··· RAW RECORDS
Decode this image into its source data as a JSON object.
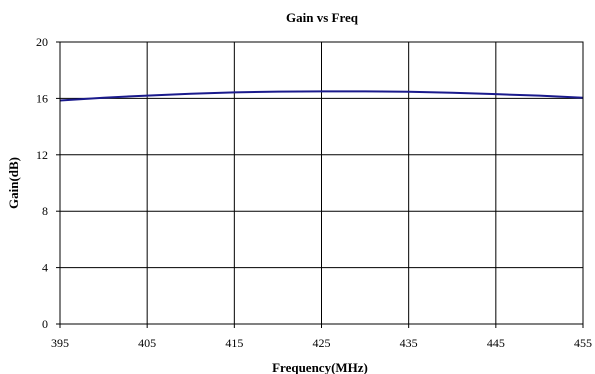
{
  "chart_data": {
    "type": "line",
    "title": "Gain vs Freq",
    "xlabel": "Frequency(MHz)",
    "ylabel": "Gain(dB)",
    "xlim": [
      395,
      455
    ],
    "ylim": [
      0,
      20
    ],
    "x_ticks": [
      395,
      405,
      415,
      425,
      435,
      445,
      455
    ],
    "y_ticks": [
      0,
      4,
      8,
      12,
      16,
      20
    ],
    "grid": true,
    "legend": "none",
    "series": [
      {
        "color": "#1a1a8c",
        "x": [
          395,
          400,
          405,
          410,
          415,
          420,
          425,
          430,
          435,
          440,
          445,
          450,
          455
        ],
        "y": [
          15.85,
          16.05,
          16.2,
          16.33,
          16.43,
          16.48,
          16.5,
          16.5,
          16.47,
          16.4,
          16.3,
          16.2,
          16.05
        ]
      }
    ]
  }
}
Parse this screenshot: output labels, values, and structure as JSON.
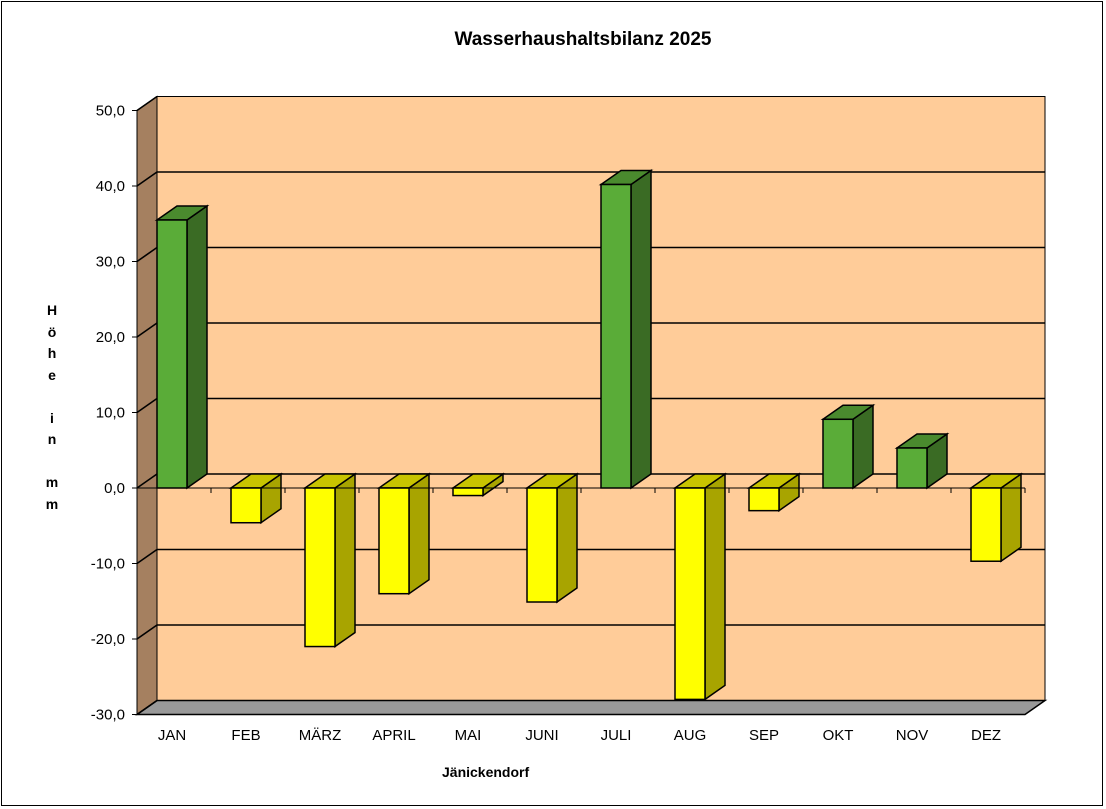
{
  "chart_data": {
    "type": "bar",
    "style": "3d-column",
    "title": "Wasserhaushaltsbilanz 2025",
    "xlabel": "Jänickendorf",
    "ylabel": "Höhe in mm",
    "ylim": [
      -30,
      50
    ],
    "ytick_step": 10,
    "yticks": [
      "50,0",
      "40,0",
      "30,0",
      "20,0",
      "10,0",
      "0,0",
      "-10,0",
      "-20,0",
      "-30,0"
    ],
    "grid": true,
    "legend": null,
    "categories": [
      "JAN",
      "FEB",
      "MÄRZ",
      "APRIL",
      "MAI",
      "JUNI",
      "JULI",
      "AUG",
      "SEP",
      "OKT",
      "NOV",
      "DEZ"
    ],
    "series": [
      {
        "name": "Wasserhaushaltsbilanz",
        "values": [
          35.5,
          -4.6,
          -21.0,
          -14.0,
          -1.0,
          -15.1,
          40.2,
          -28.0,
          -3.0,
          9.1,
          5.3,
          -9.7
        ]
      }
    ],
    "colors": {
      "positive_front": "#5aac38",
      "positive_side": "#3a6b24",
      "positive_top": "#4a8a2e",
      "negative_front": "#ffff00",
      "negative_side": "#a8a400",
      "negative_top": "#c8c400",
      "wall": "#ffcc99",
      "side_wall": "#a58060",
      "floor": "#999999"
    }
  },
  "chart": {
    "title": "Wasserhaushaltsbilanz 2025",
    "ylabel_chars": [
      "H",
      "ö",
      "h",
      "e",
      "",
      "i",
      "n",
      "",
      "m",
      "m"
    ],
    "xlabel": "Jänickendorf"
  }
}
······
Images in the data above are to be skipped. Retype all other material exactly.

* EXERCISE ANSWER *
Decode this image into its source data as a JSON object.
{
  "chart_data": {
    "type": "line",
    "title": "Gain vs Freq",
    "xlabel": "Frequency(MHz)",
    "ylabel": "Gain(dB)",
    "xlim": [
      395,
      455
    ],
    "ylim": [
      0,
      20
    ],
    "x_ticks": [
      395,
      405,
      415,
      425,
      435,
      445,
      455
    ],
    "y_ticks": [
      0,
      4,
      8,
      12,
      16,
      20
    ],
    "grid": true,
    "legend": "none",
    "series": [
      {
        "color": "#1a1a8c",
        "x": [
          395,
          400,
          405,
          410,
          415,
          420,
          425,
          430,
          435,
          440,
          445,
          450,
          455
        ],
        "y": [
          15.85,
          16.05,
          16.2,
          16.33,
          16.43,
          16.48,
          16.5,
          16.5,
          16.47,
          16.4,
          16.3,
          16.2,
          16.05
        ]
      }
    ]
  }
}
Parse this screenshot: output labels, values, and structure as JSON.
{
  "chart_data": {
    "type": "bar",
    "style": "3d-column",
    "title": "Wasserhaushaltsbilanz 2025",
    "xlabel": "Jänickendorf",
    "ylabel": "Höhe in mm",
    "ylim": [
      -30,
      50
    ],
    "ytick_step": 10,
    "yticks": [
      "50,0",
      "40,0",
      "30,0",
      "20,0",
      "10,0",
      "0,0",
      "-10,0",
      "-20,0",
      "-30,0"
    ],
    "grid": true,
    "legend": null,
    "categories": [
      "JAN",
      "FEB",
      "MÄRZ",
      "APRIL",
      "MAI",
      "JUNI",
      "JULI",
      "AUG",
      "SEP",
      "OKT",
      "NOV",
      "DEZ"
    ],
    "series": [
      {
        "name": "Wasserhaushaltsbilanz",
        "values": [
          35.5,
          -4.6,
          -21.0,
          -14.0,
          -1.0,
          -15.1,
          40.2,
          -28.0,
          -3.0,
          9.1,
          5.3,
          -9.7
        ]
      }
    ],
    "colors": {
      "positive_front": "#5aac38",
      "positive_side": "#3a6b24",
      "positive_top": "#4a8a2e",
      "negative_front": "#ffff00",
      "negative_side": "#a8a400",
      "negative_top": "#c8c400",
      "wall": "#ffcc99",
      "side_wall": "#a58060",
      "floor": "#999999"
    }
  },
  "chart": {
    "title": "Wasserhaushaltsbilanz 2025",
    "ylabel_chars": [
      "H",
      "ö",
      "h",
      "e",
      "",
      "i",
      "n",
      "",
      "m",
      "m"
    ],
    "xlabel": "Jänickendorf"
  }
}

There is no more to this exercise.